What is asked
Without including any pictures, copy each entry below exactly.

Task input
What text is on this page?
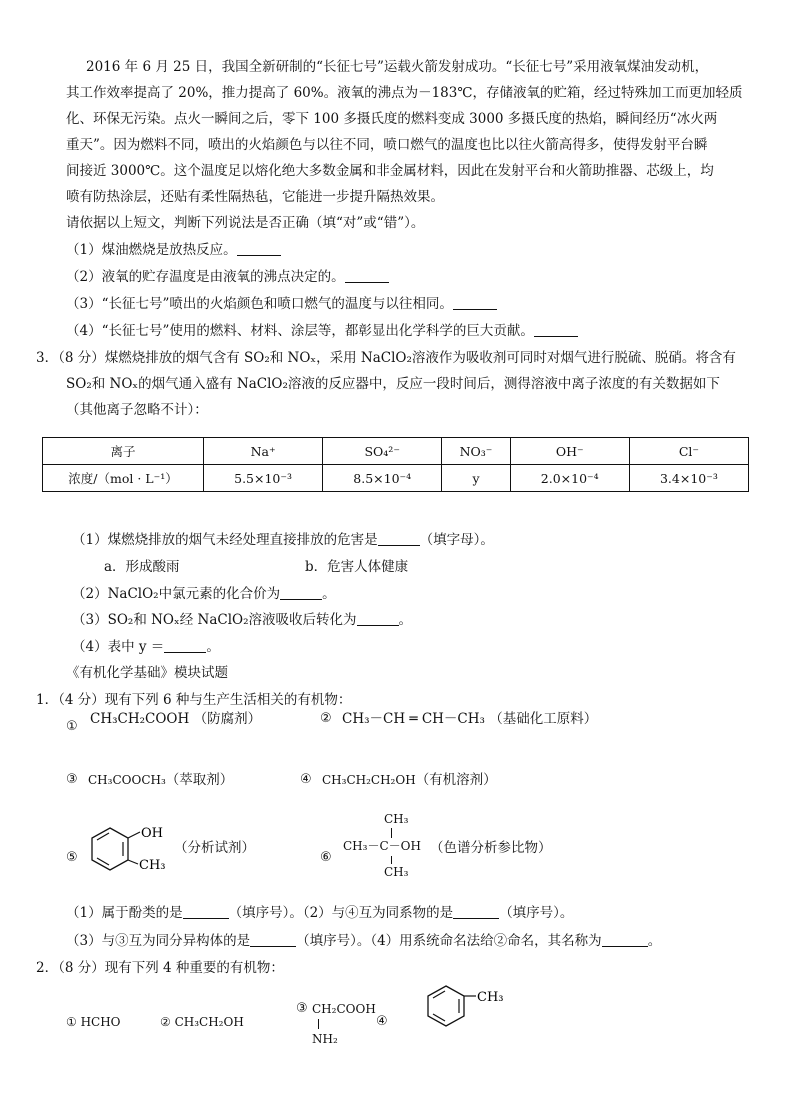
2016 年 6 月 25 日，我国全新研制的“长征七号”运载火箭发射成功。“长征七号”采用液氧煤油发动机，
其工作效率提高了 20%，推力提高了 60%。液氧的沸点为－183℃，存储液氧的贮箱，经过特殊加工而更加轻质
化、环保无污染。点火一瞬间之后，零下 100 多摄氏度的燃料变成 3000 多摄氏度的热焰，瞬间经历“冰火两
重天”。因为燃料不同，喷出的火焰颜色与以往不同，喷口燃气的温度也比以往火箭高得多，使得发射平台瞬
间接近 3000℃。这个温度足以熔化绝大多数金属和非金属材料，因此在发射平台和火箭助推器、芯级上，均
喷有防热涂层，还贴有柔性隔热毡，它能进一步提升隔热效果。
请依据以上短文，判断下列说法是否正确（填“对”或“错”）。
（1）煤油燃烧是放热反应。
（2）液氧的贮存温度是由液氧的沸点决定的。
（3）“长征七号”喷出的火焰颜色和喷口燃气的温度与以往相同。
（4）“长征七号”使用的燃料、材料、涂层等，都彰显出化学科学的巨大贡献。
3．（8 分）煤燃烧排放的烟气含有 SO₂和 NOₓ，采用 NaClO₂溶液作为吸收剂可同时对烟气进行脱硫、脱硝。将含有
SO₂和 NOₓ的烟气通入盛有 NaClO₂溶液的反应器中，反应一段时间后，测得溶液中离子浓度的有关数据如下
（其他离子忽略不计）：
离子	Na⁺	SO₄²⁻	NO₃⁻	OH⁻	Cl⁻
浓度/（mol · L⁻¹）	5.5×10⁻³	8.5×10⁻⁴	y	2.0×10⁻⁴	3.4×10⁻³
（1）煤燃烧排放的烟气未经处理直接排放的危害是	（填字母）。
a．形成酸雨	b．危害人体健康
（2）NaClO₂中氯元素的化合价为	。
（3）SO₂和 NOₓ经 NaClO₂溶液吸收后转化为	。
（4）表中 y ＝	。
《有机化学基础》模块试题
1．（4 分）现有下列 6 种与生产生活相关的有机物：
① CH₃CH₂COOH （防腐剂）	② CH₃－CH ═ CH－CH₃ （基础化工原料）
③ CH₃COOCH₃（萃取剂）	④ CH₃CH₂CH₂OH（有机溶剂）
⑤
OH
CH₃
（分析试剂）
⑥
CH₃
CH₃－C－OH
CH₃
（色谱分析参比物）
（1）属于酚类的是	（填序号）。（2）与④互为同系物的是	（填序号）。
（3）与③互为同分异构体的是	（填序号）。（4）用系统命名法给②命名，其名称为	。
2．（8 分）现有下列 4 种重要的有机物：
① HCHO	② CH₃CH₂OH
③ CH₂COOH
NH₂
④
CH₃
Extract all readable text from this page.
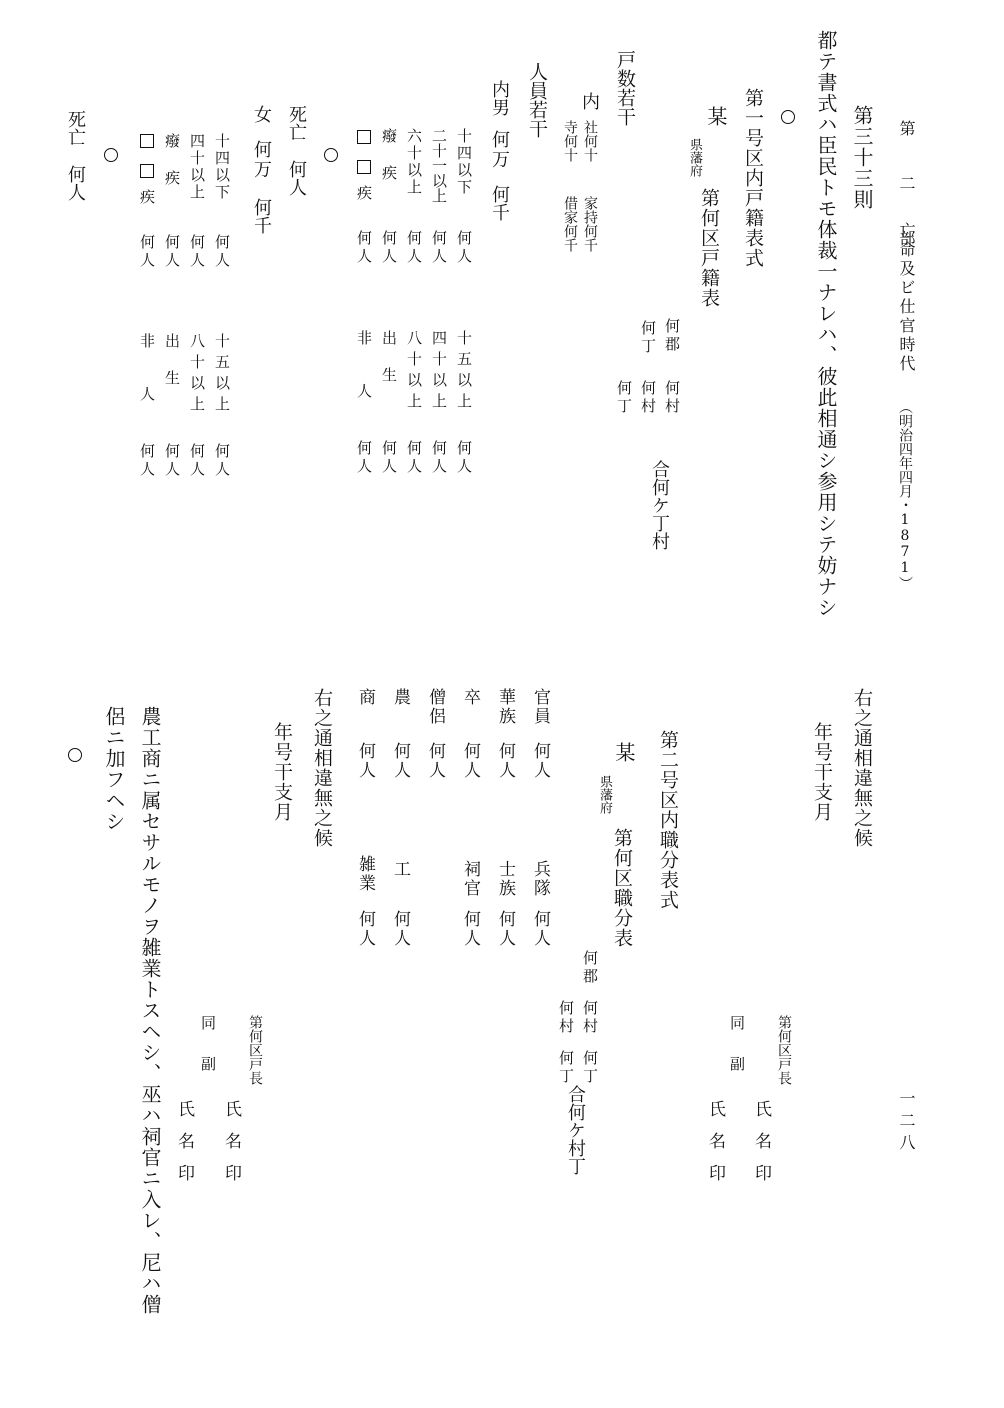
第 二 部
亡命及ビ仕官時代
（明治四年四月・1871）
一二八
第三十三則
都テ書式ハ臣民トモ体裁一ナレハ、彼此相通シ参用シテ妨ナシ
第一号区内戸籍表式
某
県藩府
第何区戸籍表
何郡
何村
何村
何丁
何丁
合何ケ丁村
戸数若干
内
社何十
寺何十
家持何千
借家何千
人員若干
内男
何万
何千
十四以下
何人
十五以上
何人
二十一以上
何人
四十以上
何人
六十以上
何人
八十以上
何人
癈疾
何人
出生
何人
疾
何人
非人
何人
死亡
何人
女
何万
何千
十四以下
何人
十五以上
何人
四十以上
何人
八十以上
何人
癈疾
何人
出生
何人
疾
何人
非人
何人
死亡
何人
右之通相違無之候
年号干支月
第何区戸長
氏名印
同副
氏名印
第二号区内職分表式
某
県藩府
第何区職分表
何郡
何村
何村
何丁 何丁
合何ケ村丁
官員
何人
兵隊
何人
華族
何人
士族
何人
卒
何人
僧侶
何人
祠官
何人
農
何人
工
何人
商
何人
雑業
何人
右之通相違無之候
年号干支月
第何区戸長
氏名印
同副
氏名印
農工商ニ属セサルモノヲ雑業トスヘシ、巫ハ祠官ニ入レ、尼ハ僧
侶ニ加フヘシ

Exercise solution
What text is on this page?
2016 年 6 月 25 日，我国全新研制的“长征七号”运载火箭发射成功。“长征七号”采用液氧煤油发动机，
其工作效率提高了 20%，推力提高了 60%。液氧的沸点为－183℃，存储液氧的贮箱，经过特殊加工而更加轻质
化、环保无污染。点火一瞬间之后，零下 100 多摄氏度的燃料变成 3000 多摄氏度的热焰，瞬间经历“冰火两
重天”。因为燃料不同，喷出的火焰颜色与以往不同，喷口燃气的温度也比以往火箭高得多，使得发射平台瞬
间接近 3000℃。这个温度足以熔化绝大多数金属和非金属材料，因此在发射平台和火箭助推器、芯级上，均
喷有防热涂层，还贴有柔性隔热毡，它能进一步提升隔热效果。
请依据以上短文，判断下列说法是否正确（填“对”或“错”）。
（1）煤油燃烧是放热反应。
（2）液氧的贮存温度是由液氧的沸点决定的。
（3）“长征七号”喷出的火焰颜色和喷口燃气的温度与以往相同。
（4）“长征七号”使用的燃料、材料、涂层等，都彰显出化学科学的巨大贡献。
3．（8 分）煤燃烧排放的烟气含有 SO₂和 NOₓ，采用 NaClO₂溶液作为吸收剂可同时对烟气进行脱硫、脱硝。将含有
SO₂和 NOₓ的烟气通入盛有 NaClO₂溶液的反应器中，反应一段时间后，测得溶液中离子浓度的有关数据如下
（其他离子忽略不计）：
离子	Na⁺	SO₄²⁻	NO₃⁻	OH⁻	Cl⁻
浓度/（mol · L⁻¹）	5.5×10⁻³	8.5×10⁻⁴	y	2.0×10⁻⁴	3.4×10⁻³
（1）煤燃烧排放的烟气未经处理直接排放的危害是	（填字母）。
a．形成酸雨	b．危害人体健康
（2）NaClO₂中氯元素的化合价为	。
（3）SO₂和 NOₓ经 NaClO₂溶液吸收后转化为	。
（4）表中 y ＝	。
《有机化学基础》模块试题
1．（4 分）现有下列 6 种与生产生活相关的有机物：
① CH₃CH₂COOH （防腐剂）	② CH₃－CH ═ CH－CH₃ （基础化工原料）
③ CH₃COOCH₃（萃取剂）	④ CH₃CH₂CH₂OH（有机溶剂）
⑤
OH
CH₃
（分析试剂）
⑥
CH₃
CH₃－C－OH
CH₃
（色谱分析参比物）
（1）属于酚类的是	（填序号）。（2）与④互为同系物的是	（填序号）。
（3）与③互为同分异构体的是	（填序号）。（4）用系统命名法给②命名，其名称为	。
2．（8 分）现有下列 4 种重要的有机物：
① HCHO	② CH₃CH₂OH
③ CH₂COOH
NH₂
④
CH₃
Extract all readable text from this page.
第 二 部
亡命及ビ仕官時代
（明治四年四月・1871）
一二八
第三十三則
都テ書式ハ臣民トモ体裁一ナレハ、彼此相通シ参用シテ妨ナシ
第一号区内戸籍表式
某
県藩府
第何区戸籍表
何郡
何村
何村
何丁
何丁
合何ケ丁村
戸数若干
内
社何十
寺何十
家持何千
借家何千
人員若干
内男
何万
何千
十四以下
何人
十五以上
何人
二十一以上
何人
四十以上
何人
六十以上
何人
八十以上
何人
癈疾
何人
出生
何人
疾
何人
非人
何人
死亡
何人
女
何万
何千
十四以下
何人
十五以上
何人
四十以上
何人
八十以上
何人
癈疾
何人
出生
何人
疾
何人
非人
何人
死亡
何人
右之通相違無之候
年号干支月
第何区戸長
氏名印
同副
氏名印
第二号区内職分表式
某
県藩府
第何区職分表
何郡
何村
何村
何丁 何丁
合何ケ村丁
官員
何人
兵隊
何人
華族
何人
士族
何人
卒
何人
僧侶
何人
祠官
何人
農
何人
工
何人
商
何人
雑業
何人
右之通相違無之候
年号干支月
第何区戸長
氏名印
同副
氏名印
農工商ニ属セサルモノヲ雑業トスヘシ、巫ハ祠官ニ入レ、尼ハ僧
侶ニ加フヘシ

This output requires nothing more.